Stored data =
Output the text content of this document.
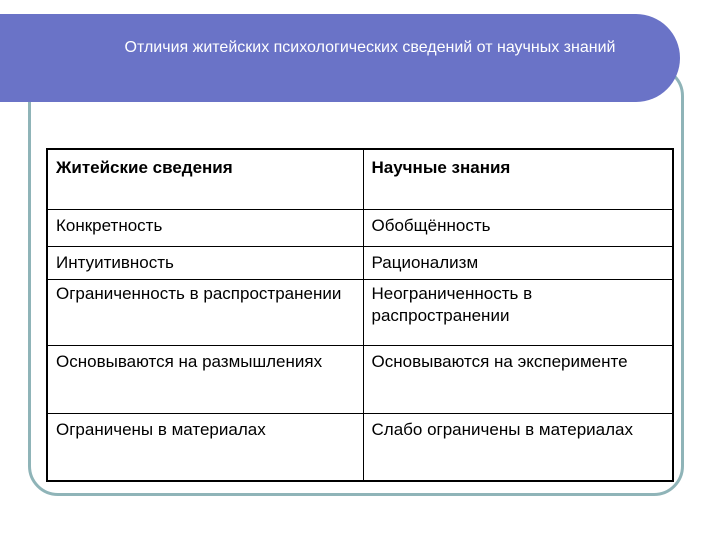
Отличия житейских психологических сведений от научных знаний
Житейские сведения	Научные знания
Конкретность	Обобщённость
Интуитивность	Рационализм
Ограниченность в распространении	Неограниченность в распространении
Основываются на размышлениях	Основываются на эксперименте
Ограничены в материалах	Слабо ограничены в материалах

What the task requires = Quote the material exactly. Pictures stay out.

Answer for this exercise =
Output the text content of this document.
Отличия житейских психологических сведений от научных знаний
Житейские сведения	Научные знания
Конкретность	Обобщённость
Интуитивность	Рационализм
Ограниченность в распространении	Неограниченность в распространении
Основываются на размышлениях	Основываются на эксперименте
Ограничены в материалах	Слабо ограничены в материалах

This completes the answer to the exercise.